Records contained in a dataset:
────────────────

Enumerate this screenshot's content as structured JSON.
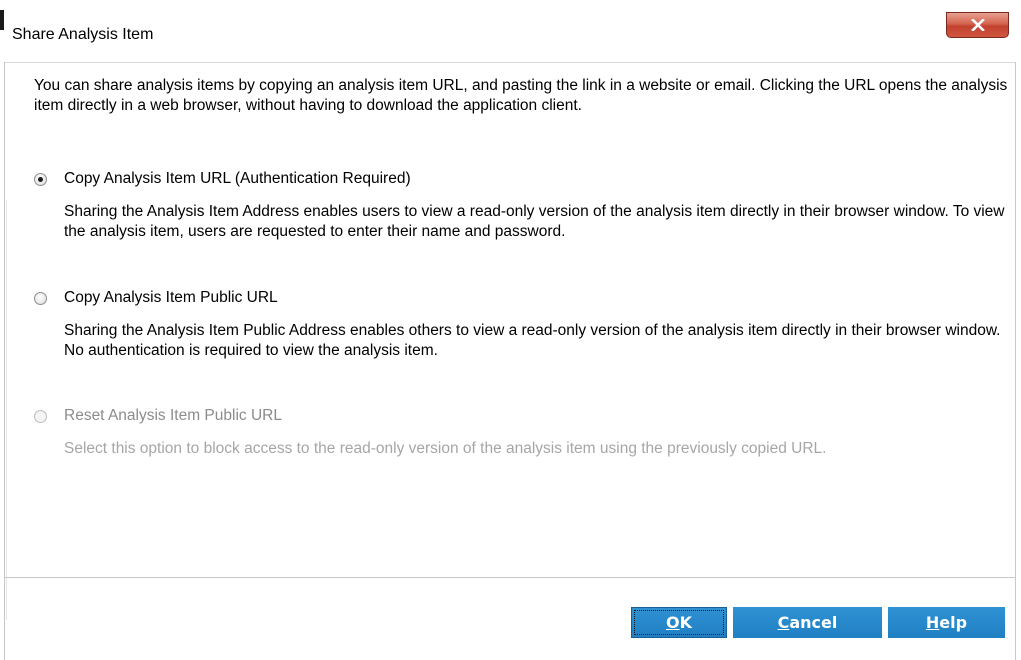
{
  "window": {
    "title": "Share Analysis Item",
    "close_icon": "close-icon"
  },
  "intro": {
    "text": "You can share analysis items by copying an analysis item URL, and pasting the link in a website or email. Clicking the URL opens the analysis item directly in a web browser, without having to download the application client."
  },
  "options": [
    {
      "label": "Copy Analysis Item URL (Authentication Required)",
      "description": "Sharing the Analysis Item Address enables users to view a read-only version of the analysis item directly in their browser window. To view the analysis item, users are requested to enter their name and password.",
      "checked": true,
      "enabled": true
    },
    {
      "label": "Copy Analysis Item Public URL",
      "description": "Sharing the Analysis Item Public Address enables others to view a read-only version of the analysis item directly in their browser window. No authentication is required to view the analysis item.",
      "checked": false,
      "enabled": true
    },
    {
      "label": "Reset Analysis Item Public URL",
      "description": "Select this option to block access to the read-only version of the analysis item using the previously copied URL.",
      "checked": false,
      "enabled": false
    }
  ],
  "buttons": {
    "ok": {
      "mnemonic": "O",
      "rest": "K"
    },
    "cancel": {
      "mnemonic": "C",
      "rest": "ancel"
    },
    "help": {
      "mnemonic": "H",
      "rest": "elp"
    }
  },
  "colors": {
    "button_blue": "#1f7fc2",
    "close_red": "#c24130",
    "disabled_text": "#a6a6a6"
  }
}
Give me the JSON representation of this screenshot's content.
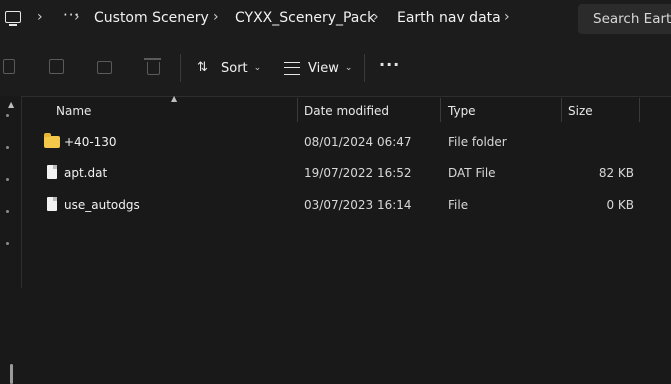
{
  "address_bar": {
    "crumbs": [
      "Custom Scenery",
      "CYXX_Scenery_Pack",
      "Earth nav data"
    ],
    "overflow": "···",
    "search_placeholder": "Search Earth"
  },
  "toolbar": {
    "sort_label": "Sort",
    "view_label": "View",
    "more_label": "···"
  },
  "columns": {
    "name": "Name",
    "date": "Date modified",
    "type": "Type",
    "size": "Size"
  },
  "files": [
    {
      "name": "+40-130",
      "date": "08/01/2024 06:47",
      "type": "File folder",
      "size": "",
      "icon": "folder-icon"
    },
    {
      "name": "apt.dat",
      "date": "19/07/2022 16:52",
      "type": "DAT File",
      "size": "82 KB",
      "icon": "file-icon"
    },
    {
      "name": "use_autodgs",
      "date": "03/07/2023 16:14",
      "type": "File",
      "size": "0 KB",
      "icon": "file-icon"
    }
  ],
  "colors": {
    "background": "#191919",
    "folder": "#f4c74b"
  }
}
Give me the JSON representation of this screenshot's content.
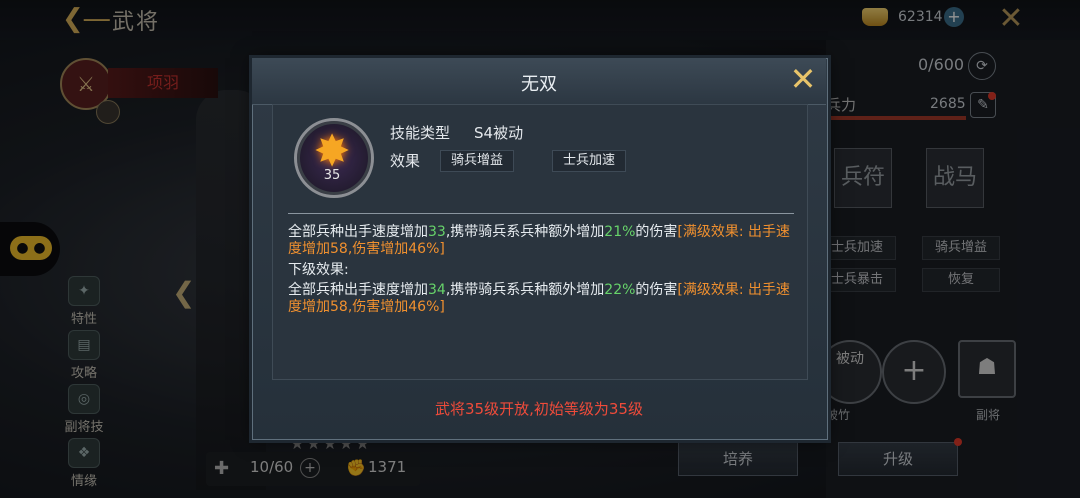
{
  "topbar": {
    "title": "武将",
    "gold_count": "62314"
  },
  "hero": {
    "name": "项羽",
    "stars": "★★★★★",
    "fragments": "10/60",
    "power": "1371"
  },
  "sidebar": {
    "items": [
      {
        "label": "特性"
      },
      {
        "label": "攻略"
      },
      {
        "label": "副将技"
      },
      {
        "label": "情缘"
      }
    ]
  },
  "right": {
    "soldier_count": "0/600",
    "troop_label": "兵力",
    "troop_value": "2685",
    "slots": [
      "兵符",
      "战马"
    ],
    "chips": [
      "士兵加速",
      "骑兵增益",
      "士兵暴击",
      "恢复"
    ],
    "skill_label": "破竹",
    "vice_label": "副将",
    "train_button": "培养",
    "upgrade_button": "升级",
    "passive_badge": "被动"
  },
  "modal": {
    "title": "无双",
    "skill_level": "35",
    "type_label": "技能类型",
    "type_value": "S4被动",
    "effect_label": "效果",
    "effect_tags": [
      "骑兵增益",
      "士兵加速"
    ],
    "current": {
      "p1": "全部兵种出手速度增加",
      "v1": "33",
      "p2": ",携带骑兵系兵种额外增加",
      "v2": "21%",
      "p3": "的伤害",
      "max": "[满级效果: 出手速度增加58,伤害增加46%]"
    },
    "next_label": "下级效果:",
    "next": {
      "p1": "全部兵种出手速度增加",
      "v1": "34",
      "p2": ",携带骑兵系兵种额外增加",
      "v2": "22%",
      "p3": "的伤害",
      "max": "[满级效果: 出手速度增加58,伤害增加46%]"
    },
    "unlock_note": "武将35级开放,初始等级为35级"
  },
  "colors": {
    "accent_gold": "#e8c46a",
    "value_green": "#67d36a",
    "max_orange": "#f0902f",
    "note_red": "#ef4b3a"
  }
}
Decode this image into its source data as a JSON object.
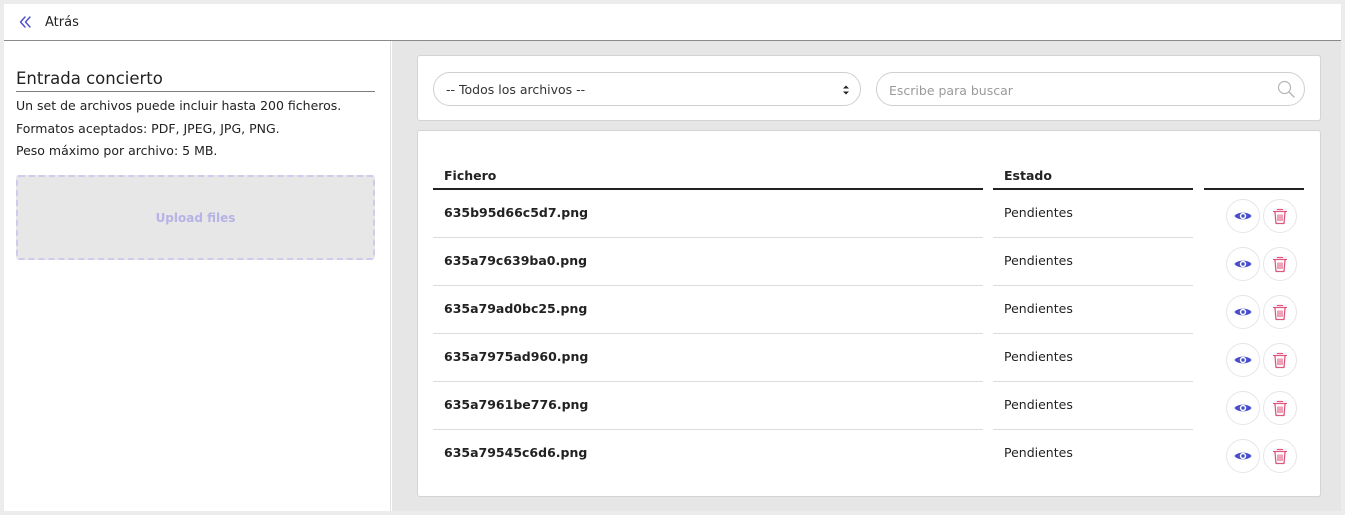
{
  "nav": {
    "back_label": "Atrás"
  },
  "left": {
    "title": "Entrada concierto",
    "info": [
      "Un set de archivos puede incluir hasta 200 ficheros.",
      "Formatos aceptados: PDF, JPEG, JPG, PNG.",
      "Peso máximo por archivo: 5 MB."
    ],
    "upload_label": "Upload files"
  },
  "filters": {
    "select_value": "-- Todos los archivos --",
    "search_placeholder": "Escribe para buscar"
  },
  "table": {
    "columns": [
      "Fichero",
      "Estado"
    ],
    "rows": [
      {
        "file": "635b95d66c5d7.png",
        "status": "Pendientes"
      },
      {
        "file": "635a79c639ba0.png",
        "status": "Pendientes"
      },
      {
        "file": "635a79ad0bc25.png",
        "status": "Pendientes"
      },
      {
        "file": "635a7975ad960.png",
        "status": "Pendientes"
      },
      {
        "file": "635a7961be776.png",
        "status": "Pendientes"
      },
      {
        "file": "635a79545c6d6.png",
        "status": "Pendientes"
      }
    ]
  },
  "icons": {
    "back": "chevron-double-left-icon",
    "select": "select-arrows-icon",
    "search": "search-icon",
    "view": "eye-icon",
    "delete": "trash-icon"
  },
  "colors": {
    "accent": "#4a4fc9",
    "danger": "#e0577f",
    "upload_text": "#b6b3e6",
    "dropzone_bg": "#e7e7e7"
  }
}
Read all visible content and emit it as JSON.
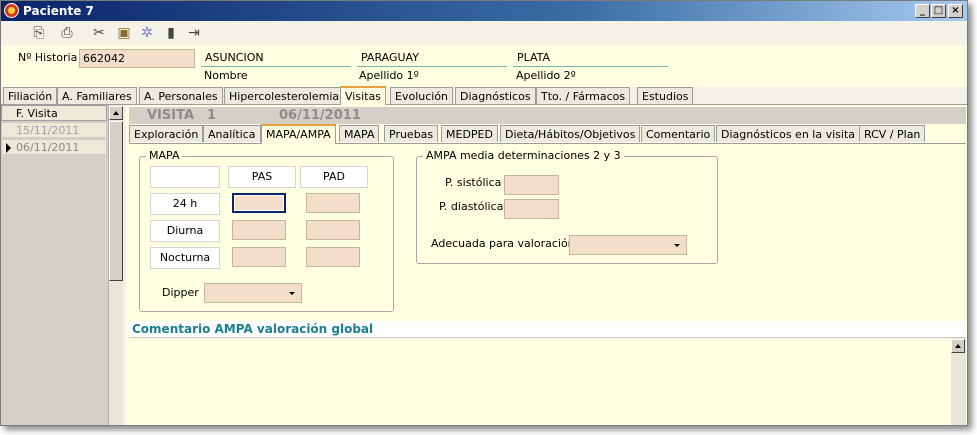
{
  "window": {
    "title": "Paciente 7",
    "min": "_",
    "max": "□",
    "close": "×"
  },
  "toolbar": {
    "icons": [
      "copy-icon",
      "print-icon",
      "tools-icon",
      "folder-icon",
      "network-icon",
      "trash-icon",
      "exit-icon"
    ]
  },
  "patient": {
    "historia_label": "Nº Historia",
    "historia": "662042",
    "nombre": "ASUNCION",
    "nombre_label": "Nombre",
    "apellido1": "PARAGUAY",
    "apellido1_label": "Apellido 1º",
    "apellido2": "PLATA",
    "apellido2_label": "Apellido 2º"
  },
  "main_tabs": [
    "Filiación",
    "A. Familiares",
    "A. Personales",
    "Hipercolesterolemia",
    "Visitas",
    "Evolución",
    "Diagnósticos",
    "Tto. / Fármacos",
    "Estudios"
  ],
  "visits": {
    "header": "F. Visita",
    "rows": [
      "15/11/2011",
      "06/11/2011"
    ]
  },
  "visit_banner": {
    "label": "VISITA",
    "number": "1",
    "date": "06/11/2011"
  },
  "sub_tabs": [
    "Exploración",
    "Analítica",
    "MAPA/AMPA",
    "MAPA",
    "Pruebas",
    "MEDPED",
    "Dieta/Hábitos/Objetivos",
    "Comentario",
    "Diagnósticos en la visita",
    "RCV / Plan"
  ],
  "mapa": {
    "legend": "MAPA",
    "col_pas": "PAS",
    "col_pad": "PAD",
    "row_24h": "24 h",
    "row_diurna": "Diurna",
    "row_nocturna": "Nocturna",
    "dipper": "Dipper"
  },
  "ampa": {
    "legend": "AMPA media determinaciones 2 y 3",
    "sistolica": "P. sistólica",
    "diastolica": "P. diastólica",
    "adecuada": "Adecuada para valoración"
  },
  "comment": {
    "title": "Comentario AMPA valoración global"
  }
}
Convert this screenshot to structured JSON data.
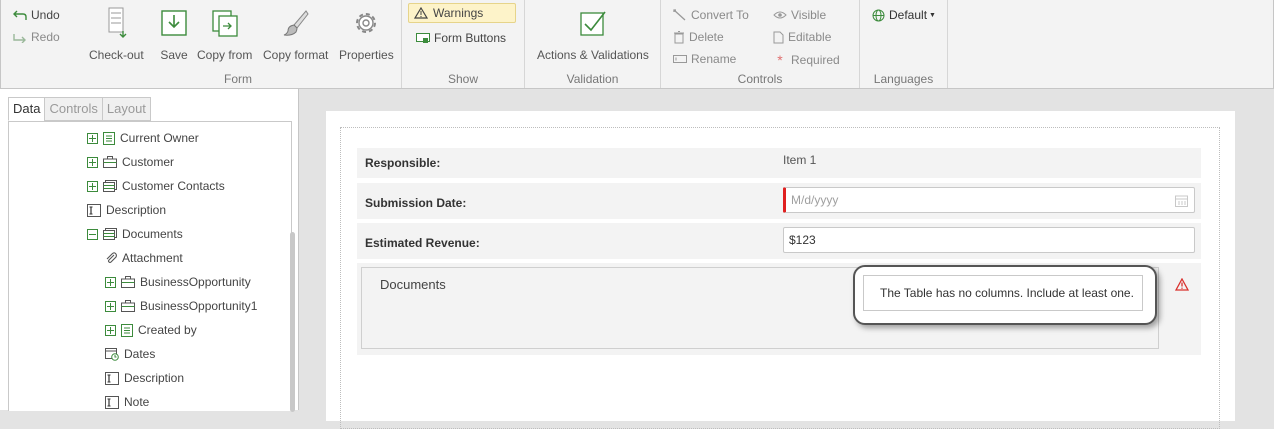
{
  "ribbon": {
    "undo": "Undo",
    "redo": "Redo",
    "form_group": {
      "label": "Form",
      "checkout": "Check-out",
      "save": "Save",
      "copy_from": "Copy from",
      "copy_format": "Copy format",
      "properties": "Properties"
    },
    "show_group": {
      "label": "Show",
      "warnings": "Warnings",
      "form_buttons": "Form Buttons"
    },
    "validation_group": {
      "label": "Validation",
      "actions": "Actions & Validations"
    },
    "controls_group": {
      "label": "Controls",
      "convert_to": "Convert To",
      "delete": "Delete",
      "rename": "Rename",
      "visible": "Visible",
      "editable": "Editable",
      "required": "Required"
    },
    "languages_group": {
      "label": "Languages",
      "default": "Default"
    }
  },
  "left_panel": {
    "tabs": [
      "Data",
      "Controls",
      "Layout"
    ],
    "active_tab": "Data",
    "tree": [
      {
        "label": "Current Owner",
        "icon": "list-icon",
        "expander": "plus"
      },
      {
        "label": "Customer",
        "icon": "briefcase-icon",
        "expander": "plus"
      },
      {
        "label": "Customer Contacts",
        "icon": "table-icon",
        "expander": "plus"
      },
      {
        "label": "Description",
        "icon": "text-field-icon",
        "expander": "none"
      },
      {
        "label": "Documents",
        "icon": "table-icon",
        "expander": "minus"
      },
      {
        "label": "Attachment",
        "icon": "paperclip-icon",
        "expander": "none"
      },
      {
        "label": "BusinessOpportunity",
        "icon": "briefcase-icon",
        "expander": "plus"
      },
      {
        "label": "BusinessOpportunity1",
        "icon": "briefcase-icon",
        "expander": "plus"
      },
      {
        "label": "Created by",
        "icon": "list-icon",
        "expander": "plus"
      },
      {
        "label": "Dates",
        "icon": "calendar-icon",
        "expander": "none"
      },
      {
        "label": "Description",
        "icon": "text-field-icon",
        "expander": "none"
      },
      {
        "label": "Note",
        "icon": "text-field-icon",
        "expander": "none"
      }
    ]
  },
  "form": {
    "responsible": {
      "label": "Responsible:",
      "value": "Item 1"
    },
    "submission_date": {
      "label": "Submission Date:",
      "placeholder": "M/d/yyyy"
    },
    "estimated_revenue": {
      "label": "Estimated Revenue:",
      "value": "$123"
    },
    "documents": {
      "title": "Documents"
    },
    "tooltip": "The Table has no columns. Include at least one."
  },
  "colors": {
    "warning_bg": "#fdf3c9",
    "required_bar": "#e02020",
    "warning_icon": "#d9302c",
    "icon_green": "#3c8b3c"
  }
}
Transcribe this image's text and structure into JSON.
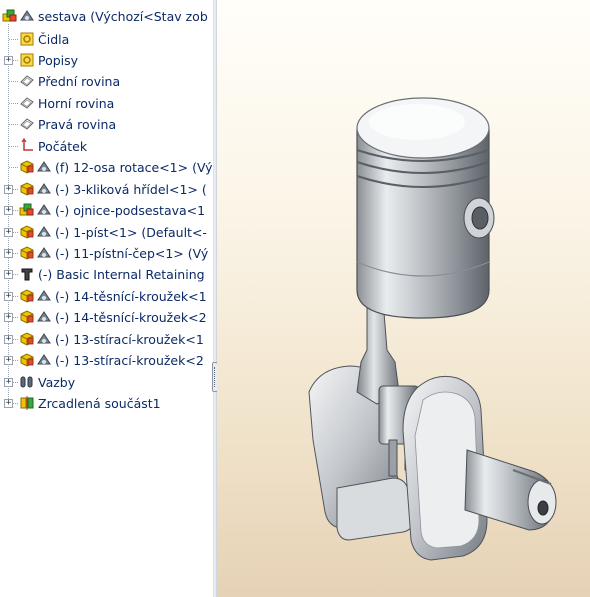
{
  "tree": {
    "root": {
      "label": "sestava  (Výchozí<Stav zob",
      "icon": "assembly-icon"
    },
    "items": [
      {
        "label": "Čidla",
        "icon": "sensors-icon",
        "expander": false,
        "kind": "folder"
      },
      {
        "label": "Popisy",
        "icon": "annotations-icon",
        "expander": true,
        "kind": "folder"
      },
      {
        "label": "Přední rovina",
        "icon": "plane-icon",
        "expander": false,
        "kind": "plane"
      },
      {
        "label": "Horní rovina",
        "icon": "plane-icon",
        "expander": false,
        "kind": "plane"
      },
      {
        "label": "Pravá rovina",
        "icon": "plane-icon",
        "expander": false,
        "kind": "plane"
      },
      {
        "label": "Počátek",
        "icon": "origin-icon",
        "expander": false,
        "kind": "origin"
      },
      {
        "label": "(f) 12-osa rotace<1> (Vý",
        "icon": "part-icon",
        "expander": false,
        "kind": "part"
      },
      {
        "label": "(-) 3-kliková hřídel<1> (",
        "icon": "part-icon",
        "expander": true,
        "kind": "part"
      },
      {
        "label": "(-) ojnice-podsestava<1",
        "icon": "subassembly-icon",
        "expander": true,
        "kind": "subasm"
      },
      {
        "label": "(-) 1-píst<1> (Default<-",
        "icon": "part-icon",
        "expander": true,
        "kind": "part"
      },
      {
        "label": "(-) 11-pístní-čep<1> (Vý",
        "icon": "part-icon",
        "expander": true,
        "kind": "part"
      },
      {
        "label": "(-) Basic Internal Retaining",
        "icon": "toolbox-part-icon",
        "expander": true,
        "kind": "toolbox"
      },
      {
        "label": "(-) 14-těsnící-kroužek<1",
        "icon": "part-icon",
        "expander": true,
        "kind": "part"
      },
      {
        "label": "(-) 14-těsnící-kroužek<2",
        "icon": "part-icon",
        "expander": true,
        "kind": "part"
      },
      {
        "label": "(-) 13-stírací-kroužek<1",
        "icon": "part-icon",
        "expander": true,
        "kind": "part"
      },
      {
        "label": "(-) 13-stírací-kroužek<2",
        "icon": "part-icon",
        "expander": true,
        "kind": "part"
      },
      {
        "label": "Vazby",
        "icon": "mates-icon",
        "expander": true,
        "kind": "mates"
      },
      {
        "label": "Zrcadlená součást1",
        "icon": "mirror-component-icon",
        "expander": true,
        "kind": "mirror"
      }
    ]
  },
  "viewport": {
    "model": "piston-crankshaft-assembly"
  },
  "colors": {
    "tree_text": "#0c2a66",
    "part_yellow": "#f2c400",
    "part_green": "#38a838"
  }
}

────────────────

Copy each line of the records above that carries the word "kroužek".

        "label": "(-) 14-těsnící-kroužek<1",
        "label": "(-) 14-těsnící-kroužek<2",
        "label": "(-) 13-stírací-kroužek<1",
        "label": "(-) 13-stírací-kroužek<2",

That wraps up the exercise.